* _GIVEN PROBLEM_:
Note how many lines contain "European" and give that number, with nothing else.

* _ENTRIES PROVIDED_:
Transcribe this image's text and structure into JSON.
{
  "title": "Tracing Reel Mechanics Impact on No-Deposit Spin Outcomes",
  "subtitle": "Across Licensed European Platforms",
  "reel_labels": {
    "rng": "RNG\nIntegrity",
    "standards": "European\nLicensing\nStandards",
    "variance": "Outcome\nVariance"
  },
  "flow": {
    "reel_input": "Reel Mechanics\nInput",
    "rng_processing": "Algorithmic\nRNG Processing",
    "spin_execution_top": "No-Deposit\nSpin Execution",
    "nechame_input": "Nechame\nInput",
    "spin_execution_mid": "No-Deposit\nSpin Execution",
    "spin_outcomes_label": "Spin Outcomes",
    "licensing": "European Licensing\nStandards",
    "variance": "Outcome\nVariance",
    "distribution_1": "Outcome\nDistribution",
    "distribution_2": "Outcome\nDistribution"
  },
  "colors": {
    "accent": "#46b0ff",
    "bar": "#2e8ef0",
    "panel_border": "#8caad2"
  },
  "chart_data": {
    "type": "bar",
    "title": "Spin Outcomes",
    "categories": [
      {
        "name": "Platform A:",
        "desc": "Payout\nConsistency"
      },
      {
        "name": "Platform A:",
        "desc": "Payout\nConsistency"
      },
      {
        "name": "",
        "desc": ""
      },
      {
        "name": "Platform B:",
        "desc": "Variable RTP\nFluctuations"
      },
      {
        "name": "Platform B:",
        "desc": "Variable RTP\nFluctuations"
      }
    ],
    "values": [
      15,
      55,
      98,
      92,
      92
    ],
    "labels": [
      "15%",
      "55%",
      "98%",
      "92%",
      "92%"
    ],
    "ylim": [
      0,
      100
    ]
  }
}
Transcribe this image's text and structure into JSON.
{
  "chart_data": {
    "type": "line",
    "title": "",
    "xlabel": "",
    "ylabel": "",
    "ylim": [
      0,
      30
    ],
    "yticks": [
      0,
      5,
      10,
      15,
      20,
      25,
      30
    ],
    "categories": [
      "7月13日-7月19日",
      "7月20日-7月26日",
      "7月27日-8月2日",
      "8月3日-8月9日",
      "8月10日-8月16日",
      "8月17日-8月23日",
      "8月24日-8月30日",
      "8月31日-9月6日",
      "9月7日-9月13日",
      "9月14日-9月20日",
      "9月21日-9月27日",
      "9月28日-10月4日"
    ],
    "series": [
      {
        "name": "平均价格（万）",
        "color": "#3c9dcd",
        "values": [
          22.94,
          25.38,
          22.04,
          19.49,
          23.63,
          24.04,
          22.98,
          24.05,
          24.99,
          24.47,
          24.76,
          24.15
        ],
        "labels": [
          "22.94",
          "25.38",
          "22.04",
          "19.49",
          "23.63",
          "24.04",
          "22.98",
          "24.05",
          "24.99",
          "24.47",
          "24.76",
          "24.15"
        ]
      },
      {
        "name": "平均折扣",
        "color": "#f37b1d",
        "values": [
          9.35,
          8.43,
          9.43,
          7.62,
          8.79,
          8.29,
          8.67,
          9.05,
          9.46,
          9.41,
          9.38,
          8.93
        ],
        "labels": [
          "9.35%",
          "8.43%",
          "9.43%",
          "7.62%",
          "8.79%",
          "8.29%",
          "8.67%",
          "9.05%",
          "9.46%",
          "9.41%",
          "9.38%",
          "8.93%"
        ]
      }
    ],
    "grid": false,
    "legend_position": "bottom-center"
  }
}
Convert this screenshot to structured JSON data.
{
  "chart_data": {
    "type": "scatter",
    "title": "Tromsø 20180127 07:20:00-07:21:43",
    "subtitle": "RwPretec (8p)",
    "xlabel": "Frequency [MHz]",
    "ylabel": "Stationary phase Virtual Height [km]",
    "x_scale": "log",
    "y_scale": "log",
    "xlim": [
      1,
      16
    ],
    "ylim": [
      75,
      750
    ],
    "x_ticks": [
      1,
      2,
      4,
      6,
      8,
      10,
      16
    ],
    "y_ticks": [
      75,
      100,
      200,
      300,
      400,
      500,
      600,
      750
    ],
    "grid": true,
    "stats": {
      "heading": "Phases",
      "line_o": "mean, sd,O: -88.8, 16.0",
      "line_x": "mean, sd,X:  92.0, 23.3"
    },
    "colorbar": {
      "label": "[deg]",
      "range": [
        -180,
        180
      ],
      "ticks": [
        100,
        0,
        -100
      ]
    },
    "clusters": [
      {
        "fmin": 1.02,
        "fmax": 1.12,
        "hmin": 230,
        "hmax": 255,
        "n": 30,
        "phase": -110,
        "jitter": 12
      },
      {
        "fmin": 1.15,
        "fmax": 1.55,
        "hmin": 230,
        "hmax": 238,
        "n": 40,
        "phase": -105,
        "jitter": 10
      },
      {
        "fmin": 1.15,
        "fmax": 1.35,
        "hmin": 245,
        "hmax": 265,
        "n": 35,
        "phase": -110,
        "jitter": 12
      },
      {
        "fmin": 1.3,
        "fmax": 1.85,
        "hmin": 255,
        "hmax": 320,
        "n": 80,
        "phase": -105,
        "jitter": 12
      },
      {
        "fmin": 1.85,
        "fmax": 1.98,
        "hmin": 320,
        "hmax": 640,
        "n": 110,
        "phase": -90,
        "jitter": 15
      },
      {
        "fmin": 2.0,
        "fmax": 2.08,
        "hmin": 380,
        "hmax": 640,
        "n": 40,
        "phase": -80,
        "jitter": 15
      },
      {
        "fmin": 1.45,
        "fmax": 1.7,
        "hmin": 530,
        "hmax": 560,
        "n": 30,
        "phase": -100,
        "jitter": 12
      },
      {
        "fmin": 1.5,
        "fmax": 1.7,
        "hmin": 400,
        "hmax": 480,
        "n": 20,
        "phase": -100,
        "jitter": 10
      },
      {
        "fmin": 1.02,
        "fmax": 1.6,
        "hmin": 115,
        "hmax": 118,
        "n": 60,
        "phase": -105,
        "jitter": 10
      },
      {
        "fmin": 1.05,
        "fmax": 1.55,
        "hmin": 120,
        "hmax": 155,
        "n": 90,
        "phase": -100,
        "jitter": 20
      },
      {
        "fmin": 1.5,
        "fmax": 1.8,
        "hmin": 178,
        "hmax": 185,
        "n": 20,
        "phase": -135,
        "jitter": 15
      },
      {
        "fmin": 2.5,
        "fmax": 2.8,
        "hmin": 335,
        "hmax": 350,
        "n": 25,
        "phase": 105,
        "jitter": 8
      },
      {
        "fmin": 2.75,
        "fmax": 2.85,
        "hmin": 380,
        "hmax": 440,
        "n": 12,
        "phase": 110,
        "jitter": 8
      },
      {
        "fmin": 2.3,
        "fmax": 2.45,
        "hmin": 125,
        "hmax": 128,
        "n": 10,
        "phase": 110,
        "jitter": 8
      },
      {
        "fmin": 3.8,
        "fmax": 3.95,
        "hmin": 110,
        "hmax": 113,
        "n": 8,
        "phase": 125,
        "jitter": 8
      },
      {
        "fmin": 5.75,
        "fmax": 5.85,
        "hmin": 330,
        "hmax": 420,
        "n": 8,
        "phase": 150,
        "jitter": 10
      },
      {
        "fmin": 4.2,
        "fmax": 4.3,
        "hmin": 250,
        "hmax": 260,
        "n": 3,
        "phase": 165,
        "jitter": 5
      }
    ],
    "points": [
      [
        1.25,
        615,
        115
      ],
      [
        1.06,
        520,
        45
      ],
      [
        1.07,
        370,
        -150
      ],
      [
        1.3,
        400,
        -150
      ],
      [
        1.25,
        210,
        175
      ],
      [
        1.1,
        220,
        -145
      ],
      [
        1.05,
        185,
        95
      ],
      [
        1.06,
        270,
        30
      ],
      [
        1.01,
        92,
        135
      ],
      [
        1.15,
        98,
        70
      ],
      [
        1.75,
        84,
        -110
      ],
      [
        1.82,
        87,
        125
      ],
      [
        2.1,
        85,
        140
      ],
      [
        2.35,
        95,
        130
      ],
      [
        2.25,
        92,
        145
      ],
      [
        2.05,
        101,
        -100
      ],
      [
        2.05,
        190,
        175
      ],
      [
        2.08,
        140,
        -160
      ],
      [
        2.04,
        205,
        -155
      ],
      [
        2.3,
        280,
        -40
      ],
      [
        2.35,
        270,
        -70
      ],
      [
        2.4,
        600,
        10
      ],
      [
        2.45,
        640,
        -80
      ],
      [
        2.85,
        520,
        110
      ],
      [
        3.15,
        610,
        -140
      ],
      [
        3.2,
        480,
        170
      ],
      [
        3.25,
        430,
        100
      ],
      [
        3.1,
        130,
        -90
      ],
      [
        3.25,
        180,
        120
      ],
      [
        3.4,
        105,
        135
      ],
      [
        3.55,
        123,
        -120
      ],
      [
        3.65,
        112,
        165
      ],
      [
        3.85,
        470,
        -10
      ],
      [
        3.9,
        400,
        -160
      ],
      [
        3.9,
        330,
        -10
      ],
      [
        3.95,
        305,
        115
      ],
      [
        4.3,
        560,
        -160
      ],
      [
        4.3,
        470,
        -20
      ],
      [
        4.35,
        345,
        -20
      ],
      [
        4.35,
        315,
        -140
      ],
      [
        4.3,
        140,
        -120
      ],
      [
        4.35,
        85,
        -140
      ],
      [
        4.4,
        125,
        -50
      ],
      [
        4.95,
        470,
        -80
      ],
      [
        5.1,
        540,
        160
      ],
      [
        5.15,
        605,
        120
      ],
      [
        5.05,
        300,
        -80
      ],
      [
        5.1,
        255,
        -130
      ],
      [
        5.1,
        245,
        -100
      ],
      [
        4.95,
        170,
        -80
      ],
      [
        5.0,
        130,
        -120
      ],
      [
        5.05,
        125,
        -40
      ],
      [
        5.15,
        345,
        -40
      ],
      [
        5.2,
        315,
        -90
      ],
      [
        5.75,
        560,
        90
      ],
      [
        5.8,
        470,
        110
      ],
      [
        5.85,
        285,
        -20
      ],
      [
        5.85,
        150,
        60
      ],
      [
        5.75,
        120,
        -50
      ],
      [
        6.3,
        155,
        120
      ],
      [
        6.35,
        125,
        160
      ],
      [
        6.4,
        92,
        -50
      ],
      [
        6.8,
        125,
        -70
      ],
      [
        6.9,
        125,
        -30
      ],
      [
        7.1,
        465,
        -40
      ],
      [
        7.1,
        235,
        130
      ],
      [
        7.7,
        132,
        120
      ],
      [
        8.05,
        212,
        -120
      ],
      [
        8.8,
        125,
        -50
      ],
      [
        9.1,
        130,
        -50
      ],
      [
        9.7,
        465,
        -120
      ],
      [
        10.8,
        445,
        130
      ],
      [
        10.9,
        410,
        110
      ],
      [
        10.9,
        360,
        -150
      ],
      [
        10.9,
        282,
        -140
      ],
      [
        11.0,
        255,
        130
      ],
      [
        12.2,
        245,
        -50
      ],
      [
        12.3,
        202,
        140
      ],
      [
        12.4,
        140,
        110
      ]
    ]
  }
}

* _WRITTEN RESPONSE_:
3